**RECORDS PROVIDED**:

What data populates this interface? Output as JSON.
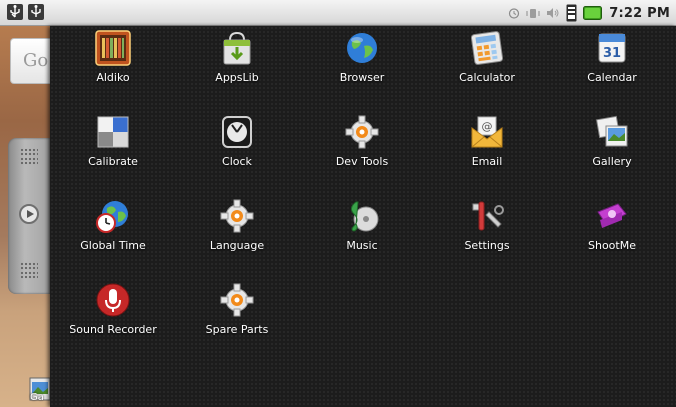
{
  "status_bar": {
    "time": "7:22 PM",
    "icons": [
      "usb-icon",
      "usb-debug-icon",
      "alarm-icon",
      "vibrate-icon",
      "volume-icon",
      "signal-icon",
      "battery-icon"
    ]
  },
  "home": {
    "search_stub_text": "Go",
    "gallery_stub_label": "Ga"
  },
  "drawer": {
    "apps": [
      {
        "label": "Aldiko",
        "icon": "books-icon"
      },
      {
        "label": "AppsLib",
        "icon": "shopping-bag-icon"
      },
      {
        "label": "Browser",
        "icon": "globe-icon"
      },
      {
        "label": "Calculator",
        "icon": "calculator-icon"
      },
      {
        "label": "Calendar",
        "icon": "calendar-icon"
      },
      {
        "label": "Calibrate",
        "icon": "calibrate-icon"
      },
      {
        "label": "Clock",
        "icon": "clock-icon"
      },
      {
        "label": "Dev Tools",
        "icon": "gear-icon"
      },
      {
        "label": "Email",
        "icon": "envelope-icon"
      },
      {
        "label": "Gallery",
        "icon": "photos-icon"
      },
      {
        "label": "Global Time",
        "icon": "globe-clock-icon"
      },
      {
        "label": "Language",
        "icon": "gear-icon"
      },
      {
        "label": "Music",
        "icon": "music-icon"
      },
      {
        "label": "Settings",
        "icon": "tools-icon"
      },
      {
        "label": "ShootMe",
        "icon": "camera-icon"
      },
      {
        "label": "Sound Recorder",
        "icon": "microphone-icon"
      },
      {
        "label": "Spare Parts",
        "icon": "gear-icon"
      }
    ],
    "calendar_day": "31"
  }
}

**EXERCISE OBJECTIVE**: Write out the whole listing again, exactly, with no pictures.

**OUTPUT OF THE EXERCISE**:
What data populates this interface? Output as JSON.
{
  "status_bar": {
    "time": "7:22 PM",
    "icons": [
      "usb-icon",
      "usb-debug-icon",
      "alarm-icon",
      "vibrate-icon",
      "volume-icon",
      "signal-icon",
      "battery-icon"
    ]
  },
  "home": {
    "search_stub_text": "Go",
    "gallery_stub_label": "Ga"
  },
  "drawer": {
    "apps": [
      {
        "label": "Aldiko",
        "icon": "books-icon"
      },
      {
        "label": "AppsLib",
        "icon": "shopping-bag-icon"
      },
      {
        "label": "Browser",
        "icon": "globe-icon"
      },
      {
        "label": "Calculator",
        "icon": "calculator-icon"
      },
      {
        "label": "Calendar",
        "icon": "calendar-icon"
      },
      {
        "label": "Calibrate",
        "icon": "calibrate-icon"
      },
      {
        "label": "Clock",
        "icon": "clock-icon"
      },
      {
        "label": "Dev Tools",
        "icon": "gear-icon"
      },
      {
        "label": "Email",
        "icon": "envelope-icon"
      },
      {
        "label": "Gallery",
        "icon": "photos-icon"
      },
      {
        "label": "Global Time",
        "icon": "globe-clock-icon"
      },
      {
        "label": "Language",
        "icon": "gear-icon"
      },
      {
        "label": "Music",
        "icon": "music-icon"
      },
      {
        "label": "Settings",
        "icon": "tools-icon"
      },
      {
        "label": "ShootMe",
        "icon": "camera-icon"
      },
      {
        "label": "Sound Recorder",
        "icon": "microphone-icon"
      },
      {
        "label": "Spare Parts",
        "icon": "gear-icon"
      }
    ],
    "calendar_day": "31"
  }
}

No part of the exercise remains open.